[start]
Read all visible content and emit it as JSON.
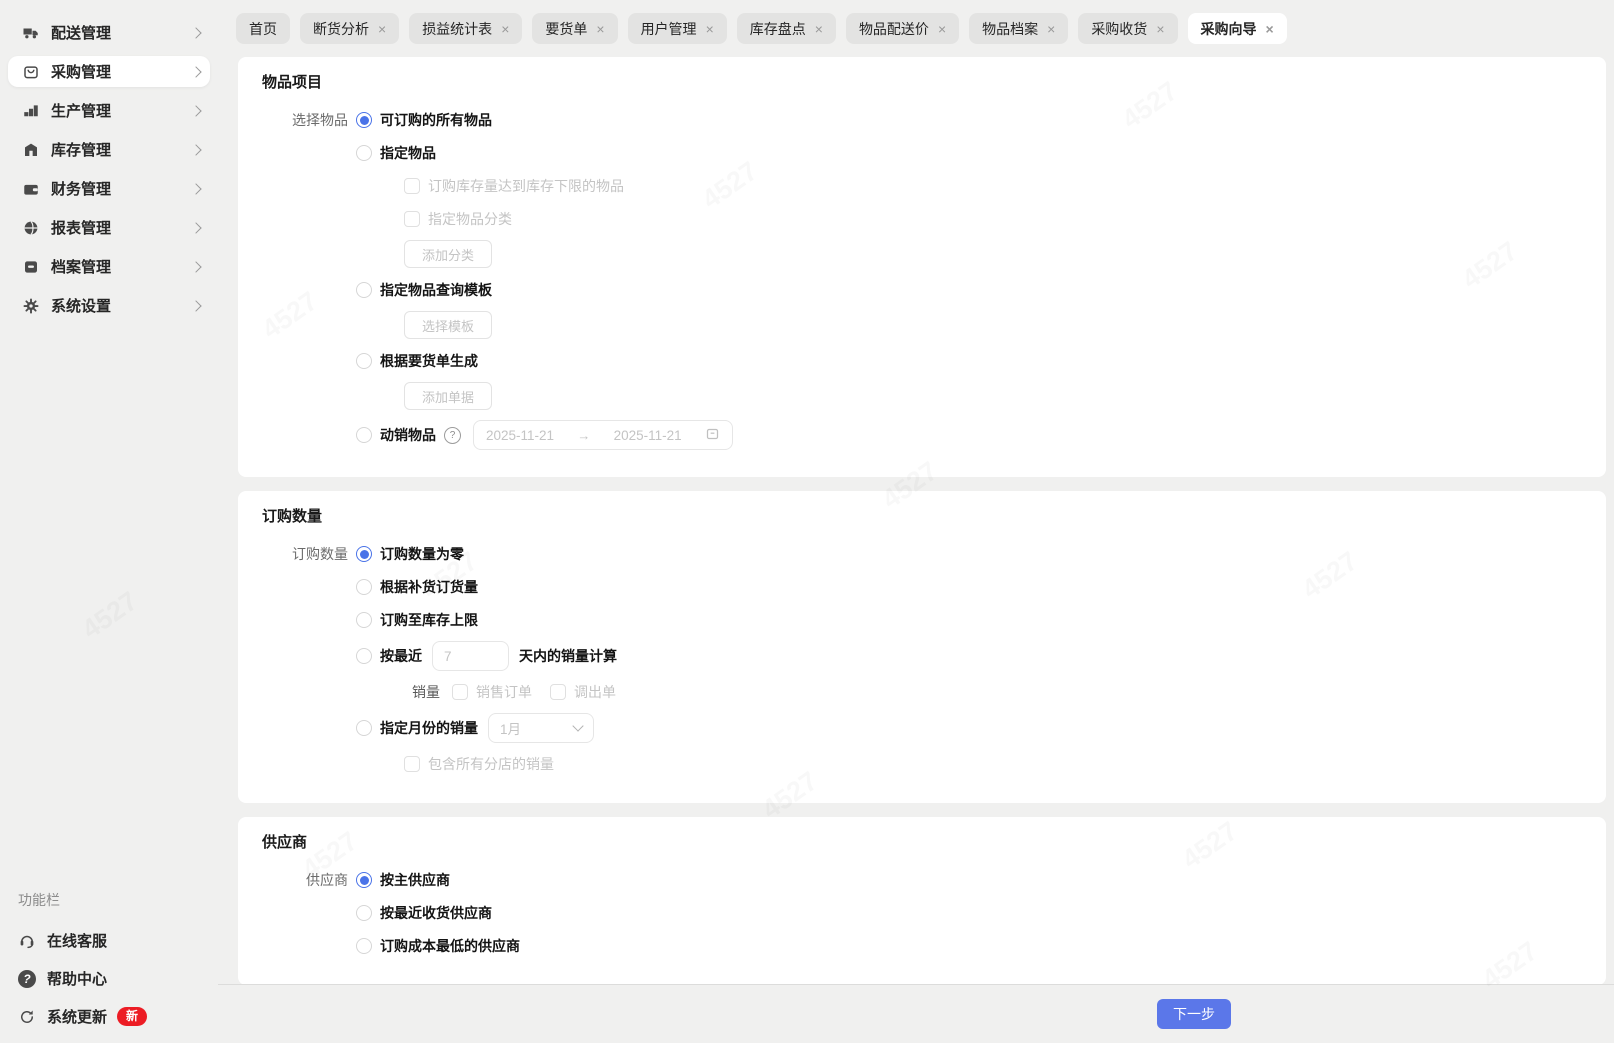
{
  "ui": {
    "close_glyph": "×",
    "question_glyph": "?",
    "arrow_glyph": "→",
    "colors": {
      "accent_blue": "#4a73e8",
      "button_blue": "#5b77e9",
      "badge_red": "#ec1c24"
    }
  },
  "watermark": "4527",
  "sidebar": {
    "items": [
      {
        "label": "配送管理",
        "icon": "delivery-truck-icon"
      },
      {
        "label": "采购管理",
        "icon": "purchase-box-icon",
        "active": true
      },
      {
        "label": "生产管理",
        "icon": "production-steps-icon"
      },
      {
        "label": "库存管理",
        "icon": "warehouse-icon"
      },
      {
        "label": "财务管理",
        "icon": "finance-wallet-icon"
      },
      {
        "label": "报表管理",
        "icon": "report-globe-icon"
      },
      {
        "label": "档案管理",
        "icon": "archive-box-icon"
      },
      {
        "label": "系统设置",
        "icon": "settings-gear-icon"
      }
    ],
    "footer_title": "功能栏",
    "footer_items": [
      {
        "label": "在线客服",
        "icon": "customer-service-icon"
      },
      {
        "label": "帮助中心",
        "icon": "help-circle-icon"
      },
      {
        "label": "系统更新",
        "icon": "refresh-icon",
        "badge": "新"
      }
    ]
  },
  "tabs": [
    {
      "label": "首页",
      "closable": false,
      "active": false
    },
    {
      "label": "断货分析",
      "closable": true,
      "active": false
    },
    {
      "label": "损益统计表",
      "closable": true,
      "active": false
    },
    {
      "label": "要货单",
      "closable": true,
      "active": false
    },
    {
      "label": "用户管理",
      "closable": true,
      "active": false
    },
    {
      "label": "库存盘点",
      "closable": true,
      "active": false
    },
    {
      "label": "物品配送价",
      "closable": true,
      "active": false
    },
    {
      "label": "物品档案",
      "closable": true,
      "active": false
    },
    {
      "label": "采购收货",
      "closable": true,
      "active": false
    },
    {
      "label": "采购向导",
      "closable": true,
      "active": true
    }
  ],
  "sections": [
    {
      "title": "物品项目",
      "field_label": "选择物品",
      "options": [
        {
          "label": "可订购的所有物品",
          "selected": true
        },
        {
          "label": "指定物品",
          "selected": false
        },
        {
          "label": "指定物品查询模板",
          "selected": false
        },
        {
          "label": "根据要货单生成",
          "selected": false
        },
        {
          "label": "动销物品",
          "selected": false,
          "has_help": true
        }
      ],
      "checkboxes": [
        "订购库存量达到库存下限的物品",
        "指定物品分类"
      ],
      "buttons": {
        "add_category": "添加分类",
        "select_template": "选择模板",
        "add_doc": "添加单据"
      },
      "date_range": {
        "start": "2025-11-21",
        "end": "2025-11-21"
      }
    },
    {
      "title": "订购数量",
      "field_label": "订购数量",
      "options": [
        {
          "label": "订购数量为零",
          "selected": true
        },
        {
          "label": "根据补货订货量",
          "selected": false
        },
        {
          "label": "订购至库存上限",
          "selected": false
        },
        {
          "prefix": "按最近",
          "input_placeholder": "7",
          "suffix": "天内的销量计算",
          "selected": false
        },
        {
          "label": "指定月份的销量",
          "select_value": "1月",
          "selected": false
        }
      ],
      "sales_row": {
        "label": "销量",
        "checkboxes": [
          "销售订单",
          "调出单"
        ]
      },
      "include_checkbox": "包含所有分店的销量"
    },
    {
      "title": "供应商",
      "field_label": "供应商",
      "options": [
        {
          "label": "按主供应商",
          "selected": true
        },
        {
          "label": "按最近收货供应商",
          "selected": false
        },
        {
          "label": "订购成本最低的供应商",
          "selected": false
        }
      ]
    }
  ],
  "footer": {
    "next": "下一步"
  }
}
[end]
Written request → All preceding records should be duplicated verbatim, images excepted.

Result →
Read all visible content and emit it as JSON.
{
  "ui": {
    "close_glyph": "×",
    "question_glyph": "?",
    "arrow_glyph": "→",
    "colors": {
      "accent_blue": "#4a73e8",
      "button_blue": "#5b77e9",
      "badge_red": "#ec1c24"
    }
  },
  "watermark": "4527",
  "sidebar": {
    "items": [
      {
        "label": "配送管理",
        "icon": "delivery-truck-icon"
      },
      {
        "label": "采购管理",
        "icon": "purchase-box-icon",
        "active": true
      },
      {
        "label": "生产管理",
        "icon": "production-steps-icon"
      },
      {
        "label": "库存管理",
        "icon": "warehouse-icon"
      },
      {
        "label": "财务管理",
        "icon": "finance-wallet-icon"
      },
      {
        "label": "报表管理",
        "icon": "report-globe-icon"
      },
      {
        "label": "档案管理",
        "icon": "archive-box-icon"
      },
      {
        "label": "系统设置",
        "icon": "settings-gear-icon"
      }
    ],
    "footer_title": "功能栏",
    "footer_items": [
      {
        "label": "在线客服",
        "icon": "customer-service-icon"
      },
      {
        "label": "帮助中心",
        "icon": "help-circle-icon"
      },
      {
        "label": "系统更新",
        "icon": "refresh-icon",
        "badge": "新"
      }
    ]
  },
  "tabs": [
    {
      "label": "首页",
      "closable": false,
      "active": false
    },
    {
      "label": "断货分析",
      "closable": true,
      "active": false
    },
    {
      "label": "损益统计表",
      "closable": true,
      "active": false
    },
    {
      "label": "要货单",
      "closable": true,
      "active": false
    },
    {
      "label": "用户管理",
      "closable": true,
      "active": false
    },
    {
      "label": "库存盘点",
      "closable": true,
      "active": false
    },
    {
      "label": "物品配送价",
      "closable": true,
      "active": false
    },
    {
      "label": "物品档案",
      "closable": true,
      "active": false
    },
    {
      "label": "采购收货",
      "closable": true,
      "active": false
    },
    {
      "label": "采购向导",
      "closable": true,
      "active": true
    }
  ],
  "sections": [
    {
      "title": "物品项目",
      "field_label": "选择物品",
      "options": [
        {
          "label": "可订购的所有物品",
          "selected": true
        },
        {
          "label": "指定物品",
          "selected": false
        },
        {
          "label": "指定物品查询模板",
          "selected": false
        },
        {
          "label": "根据要货单生成",
          "selected": false
        },
        {
          "label": "动销物品",
          "selected": false,
          "has_help": true
        }
      ],
      "checkboxes": [
        "订购库存量达到库存下限的物品",
        "指定物品分类"
      ],
      "buttons": {
        "add_category": "添加分类",
        "select_template": "选择模板",
        "add_doc": "添加单据"
      },
      "date_range": {
        "start": "2025-11-21",
        "end": "2025-11-21"
      }
    },
    {
      "title": "订购数量",
      "field_label": "订购数量",
      "options": [
        {
          "label": "订购数量为零",
          "selected": true
        },
        {
          "label": "根据补货订货量",
          "selected": false
        },
        {
          "label": "订购至库存上限",
          "selected": false
        },
        {
          "prefix": "按最近",
          "input_placeholder": "7",
          "suffix": "天内的销量计算",
          "selected": false
        },
        {
          "label": "指定月份的销量",
          "select_value": "1月",
          "selected": false
        }
      ],
      "sales_row": {
        "label": "销量",
        "checkboxes": [
          "销售订单",
          "调出单"
        ]
      },
      "include_checkbox": "包含所有分店的销量"
    },
    {
      "title": "供应商",
      "field_label": "供应商",
      "options": [
        {
          "label": "按主供应商",
          "selected": true
        },
        {
          "label": "按最近收货供应商",
          "selected": false
        },
        {
          "label": "订购成本最低的供应商",
          "selected": false
        }
      ]
    }
  ],
  "footer": {
    "next": "下一步"
  }
}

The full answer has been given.